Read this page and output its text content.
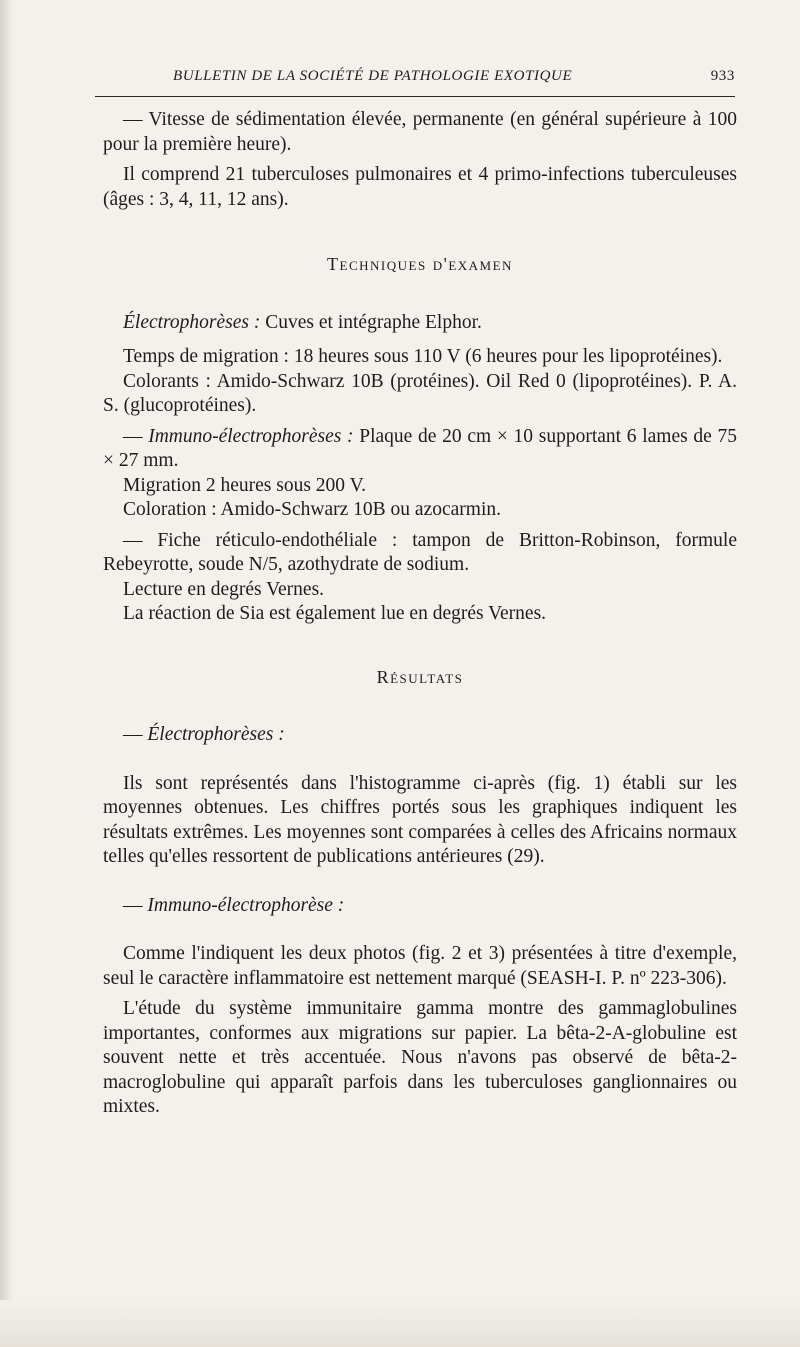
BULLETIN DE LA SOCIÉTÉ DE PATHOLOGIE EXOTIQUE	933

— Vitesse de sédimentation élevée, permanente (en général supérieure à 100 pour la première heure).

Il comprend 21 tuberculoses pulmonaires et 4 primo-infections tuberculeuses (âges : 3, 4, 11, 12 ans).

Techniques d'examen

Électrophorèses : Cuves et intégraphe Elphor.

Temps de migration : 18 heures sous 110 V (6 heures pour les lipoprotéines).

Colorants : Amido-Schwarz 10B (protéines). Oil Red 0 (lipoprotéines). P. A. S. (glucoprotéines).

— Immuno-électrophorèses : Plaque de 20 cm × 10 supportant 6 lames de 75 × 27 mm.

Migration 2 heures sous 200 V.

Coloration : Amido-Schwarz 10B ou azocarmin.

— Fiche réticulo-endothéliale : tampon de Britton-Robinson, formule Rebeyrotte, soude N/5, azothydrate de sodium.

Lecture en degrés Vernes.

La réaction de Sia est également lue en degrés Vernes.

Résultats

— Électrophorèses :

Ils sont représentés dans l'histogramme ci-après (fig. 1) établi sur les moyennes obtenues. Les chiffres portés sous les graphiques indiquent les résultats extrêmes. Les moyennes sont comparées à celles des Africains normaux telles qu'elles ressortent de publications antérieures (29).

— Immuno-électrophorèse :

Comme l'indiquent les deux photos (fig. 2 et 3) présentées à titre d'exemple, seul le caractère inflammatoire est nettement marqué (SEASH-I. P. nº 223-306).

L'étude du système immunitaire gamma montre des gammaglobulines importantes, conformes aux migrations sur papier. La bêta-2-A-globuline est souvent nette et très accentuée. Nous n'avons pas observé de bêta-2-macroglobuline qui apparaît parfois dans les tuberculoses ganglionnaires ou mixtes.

What to produce: Make a word-for-word copy of the entries, without any pictures.

The result:
Read this page and output its text content.
BULLETIN DE LA SOCIÉTÉ DE PATHOLOGIE EXOTIQUE	933

— Vitesse de sédimentation élevée, permanente (en général supérieure à 100 pour la première heure).

Il comprend 21 tuberculoses pulmonaires et 4 primo-infections tuberculeuses (âges : 3, 4, 11, 12 ans).

Techniques d'examen

Électrophorèses : Cuves et intégraphe Elphor.

Temps de migration : 18 heures sous 110 V (6 heures pour les lipoprotéines).

Colorants : Amido-Schwarz 10B (protéines). Oil Red 0 (lipoprotéines). P. A. S. (glucoprotéines).

— Immuno-électrophorèses : Plaque de 20 cm × 10 supportant 6 lames de 75 × 27 mm.

Migration 2 heures sous 200 V.

Coloration : Amido-Schwarz 10B ou azocarmin.

— Fiche réticulo-endothéliale : tampon de Britton-Robinson, formule Rebeyrotte, soude N/5, azothydrate de sodium.

Lecture en degrés Vernes.

La réaction de Sia est également lue en degrés Vernes.

Résultats

— Électrophorèses :

Ils sont représentés dans l'histogramme ci-après (fig. 1) établi sur les moyennes obtenues. Les chiffres portés sous les graphiques indiquent les résultats extrêmes. Les moyennes sont comparées à celles des Africains normaux telles qu'elles ressortent de publications antérieures (29).

— Immuno-électrophorèse :

Comme l'indiquent les deux photos (fig. 2 et 3) présentées à titre d'exemple, seul le caractère inflammatoire est nettement marqué (SEASH-I. P. nº 223-306).

L'étude du système immunitaire gamma montre des gammaglobulines importantes, conformes aux migrations sur papier. La bêta-2-A-globuline est souvent nette et très accentuée. Nous n'avons pas observé de bêta-2-macroglobuline qui apparaît parfois dans les tuberculoses ganglionnaires ou mixtes.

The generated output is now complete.